(Saved entries)

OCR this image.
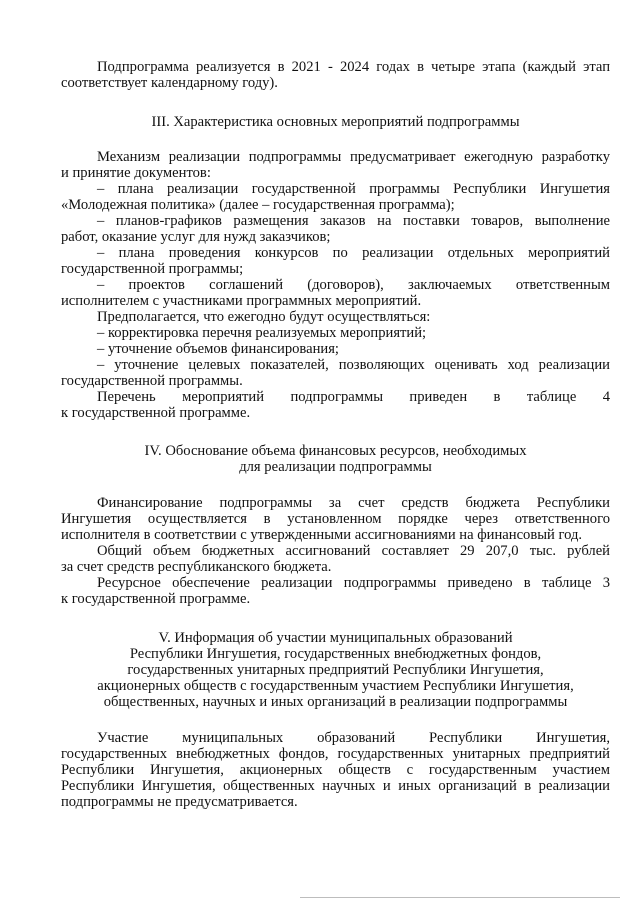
Подпрограмма реализуется в 2021 - 2024 годах в четыре этапа (каждый этап

соответствует календарному году).

III. Характеристика основных мероприятий подпрограммы

Механизм реализации подпрограммы предусматривает ежегодную разработку

и принятие документов:

– плана реализации государственной программы Республики Ингушетия

«Молодежная политика» (далее – государственная программа);

– планов-графиков размещения заказов на поставки товаров, выполнение

работ, оказание услуг для нужд заказчиков;

– плана проведения конкурсов по реализации отдельных мероприятий

государственной программы;

– проектов соглашений (договоров), заключаемых ответственным

исполнителем с участниками программных мероприятий.

Предполагается, что ежегодно будут осуществляться:

– корректировка перечня реализуемых мероприятий;

– уточнение объемов финансирования;

– уточнение целевых показателей, позволяющих оценивать ход реализации

государственной программы.

Перечень мероприятий подпрограммы приведен в таблице 4

к государственной программе.

IV. Обоснование объема финансовых ресурсов, необходимых

для реализации подпрограммы

Финансирование подпрограммы за счет средств бюджета Республики

Ингушетия осуществляется в установленном порядке через ответственного

исполнителя в соответствии с утвержденными ассигнованиями на финансовый год.

Общий объем бюджетных ассигнований составляет 29 207,0 тыс. рублей

за счет средств республиканского бюджета.

Ресурсное обеспечение реализации подпрограммы приведено в таблице 3

к государственной программе.

V. Информация об участии муниципальных образований

Республики Ингушетия, государственных внебюджетных фондов,

государственных унитарных предприятий Республики Ингушетия,

акционерных обществ с государственным участием Республики Ингушетия,

общественных, научных и иных организаций в реализации подпрограммы

Участие муниципальных образований Республики Ингушетия,

государственных внебюджетных фондов, государственных унитарных предприятий

Республики Ингушетия, акционерных обществ с государственным участием

Республики Ингушетия, общественных научных и иных организаций в реализации

подпрограммы не предусматривается.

# PROBLEM DESCRIPTION
Except for the pictures, give all the material above again verbatim.

# EXPECTED OUTPUT
OCR this image.
Подпрограмма реализуется в 2021 - 2024 годах в четыре этапа (каждый этап

соответствует календарному году).

III. Характеристика основных мероприятий подпрограммы

Механизм реализации подпрограммы предусматривает ежегодную разработку

и принятие документов:

– плана реализации государственной программы Республики Ингушетия

«Молодежная политика» (далее – государственная программа);

– планов-графиков размещения заказов на поставки товаров, выполнение

работ, оказание услуг для нужд заказчиков;

– плана проведения конкурсов по реализации отдельных мероприятий

государственной программы;

– проектов соглашений (договоров), заключаемых ответственным

исполнителем с участниками программных мероприятий.

Предполагается, что ежегодно будут осуществляться:

– корректировка перечня реализуемых мероприятий;

– уточнение объемов финансирования;

– уточнение целевых показателей, позволяющих оценивать ход реализации

государственной программы.

Перечень мероприятий подпрограммы приведен в таблице 4

к государственной программе.

IV. Обоснование объема финансовых ресурсов, необходимых

для реализации подпрограммы

Финансирование подпрограммы за счет средств бюджета Республики

Ингушетия осуществляется в установленном порядке через ответственного

исполнителя в соответствии с утвержденными ассигнованиями на финансовый год.

Общий объем бюджетных ассигнований составляет 29 207,0 тыс. рублей

за счет средств республиканского бюджета.

Ресурсное обеспечение реализации подпрограммы приведено в таблице 3

к государственной программе.

V. Информация об участии муниципальных образований

Республики Ингушетия, государственных внебюджетных фондов,

государственных унитарных предприятий Республики Ингушетия,

акционерных обществ с государственным участием Республики Ингушетия,

общественных, научных и иных организаций в реализации подпрограммы

Участие муниципальных образований Республики Ингушетия,

государственных внебюджетных фондов, государственных унитарных предприятий

Республики Ингушетия, акционерных обществ с государственным участием

Республики Ингушетия, общественных научных и иных организаций в реализации

подпрограммы не предусматривается.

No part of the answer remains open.